* [Consigne] Dans le texte sur Zachary Bolduc, remplace « centre » par « pivot » et recopie le passage allant de « Parce que Bolduc » jusqu'à « les mêmes erreurs. ».

* [Texte fourni]
********************
Parce que Bolduc a le talent pour s’imposer en LNH. Personne ne doute de son tir, de ses mains, de sa vitesse. Mais le rôle de centre demande bien plus : vision défensive, lecture de jeu à 200 pieds, constance sur 82 matchs, force au cercle des mises au jeu. Des aptitudes qui se développent, oui, mais qui ne s’inventent pas.
Jonathan Drouin, lui, n’a jamais pu s’en remettre. Le poids était trop lourd. Son hockey s’est dilué. Son sourire aussi. Montréal n’a pas seulement perdu un centre… il a perdu un ailier offensif qu’il aurait pu conserver intact.
Zachary Bolduc mérite mieux que de revivre cette histoire.
Alors oui, ses premiers coups de patin à Brossard sont encourageants. Oui, le voir avec Demidov fait rêver. Oui, Kent Hughes a peut-être déniché un joyau. Mais attention au cyclone médiatique. Attention à la facilité de répéter les mêmes erreurs.
********************
* [Lignes fournies]
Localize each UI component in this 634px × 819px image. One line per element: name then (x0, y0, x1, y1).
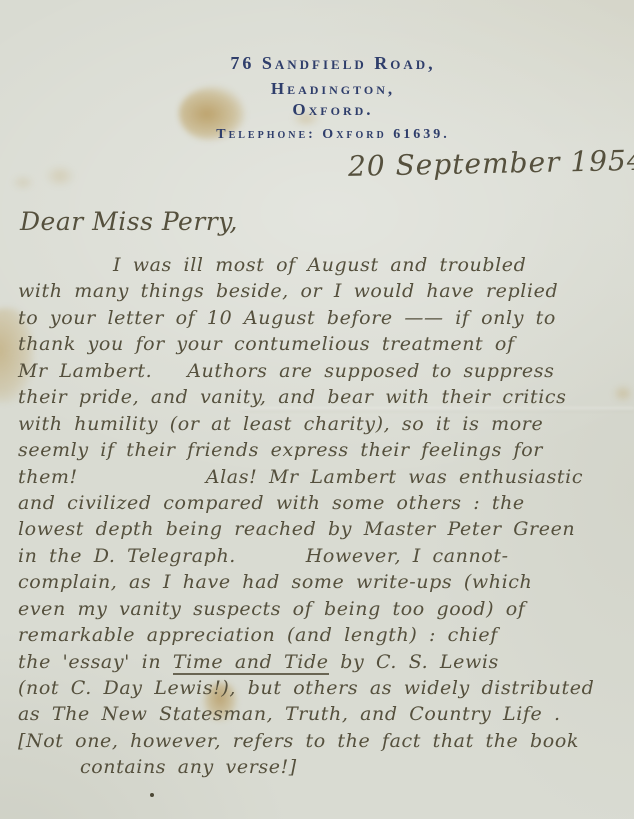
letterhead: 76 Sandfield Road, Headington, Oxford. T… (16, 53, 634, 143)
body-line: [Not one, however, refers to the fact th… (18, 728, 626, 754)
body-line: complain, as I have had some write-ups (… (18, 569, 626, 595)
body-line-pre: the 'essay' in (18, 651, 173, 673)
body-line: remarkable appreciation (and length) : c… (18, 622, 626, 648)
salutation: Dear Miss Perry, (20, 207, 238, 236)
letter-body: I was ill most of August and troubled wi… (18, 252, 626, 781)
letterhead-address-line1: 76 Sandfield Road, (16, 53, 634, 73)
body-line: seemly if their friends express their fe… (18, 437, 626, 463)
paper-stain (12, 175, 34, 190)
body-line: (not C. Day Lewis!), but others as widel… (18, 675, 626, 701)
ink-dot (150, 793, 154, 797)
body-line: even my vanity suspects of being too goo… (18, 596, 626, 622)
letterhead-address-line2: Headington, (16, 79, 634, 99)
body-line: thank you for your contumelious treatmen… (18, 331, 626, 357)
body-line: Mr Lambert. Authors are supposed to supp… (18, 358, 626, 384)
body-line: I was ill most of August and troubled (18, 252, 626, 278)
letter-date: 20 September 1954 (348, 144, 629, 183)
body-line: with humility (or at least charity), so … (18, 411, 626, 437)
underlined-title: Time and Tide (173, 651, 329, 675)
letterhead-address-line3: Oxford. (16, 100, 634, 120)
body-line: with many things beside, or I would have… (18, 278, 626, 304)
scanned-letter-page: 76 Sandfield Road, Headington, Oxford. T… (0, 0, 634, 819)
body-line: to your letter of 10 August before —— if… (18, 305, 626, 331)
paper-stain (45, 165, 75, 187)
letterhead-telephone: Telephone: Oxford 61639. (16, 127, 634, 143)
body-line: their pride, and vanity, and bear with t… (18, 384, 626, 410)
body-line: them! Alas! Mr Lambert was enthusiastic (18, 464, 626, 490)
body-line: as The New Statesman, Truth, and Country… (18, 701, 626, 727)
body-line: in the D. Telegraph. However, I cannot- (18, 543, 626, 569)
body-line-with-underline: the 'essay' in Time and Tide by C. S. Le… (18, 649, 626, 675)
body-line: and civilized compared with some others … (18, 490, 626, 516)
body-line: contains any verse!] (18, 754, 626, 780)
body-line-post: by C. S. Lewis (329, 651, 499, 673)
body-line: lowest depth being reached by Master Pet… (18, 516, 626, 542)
********************
* [Solution rédigée]
Parce que Bolduc a le talent pour s’imposer en LNH. Personne ne doute de son tir, de ses mains, de sa vitesse. Mais le rôle de pivot demande bien plus : vision défensive, lecture de jeu à 200 pieds, constance sur 82 matchs, force au cercle des mises au jeu. Des aptitudes qui se développent, oui, mais qui ne s’inventent pas.
Jonathan Drouin, lui, n’a jamais pu s’en remettre. Le poids était trop lourd. Son hockey s’est dilué. Son sourire aussi. Montréal n’a pas seulement perdu un pivot… il a perdu un ailier offensif qu’il aurait pu conserver intact.
Zachary Bolduc mérite mieux que de revivre cette histoire.
Alors oui, ses premiers coups de patin à Brossard sont encourageants. Oui, le voir avec Demidov fait rêver. Oui, Kent Hughes a peut-être déniché un joyau. Mais attention au cyclone médiatique. Attention à la facilité de répéter les mêmes erreurs.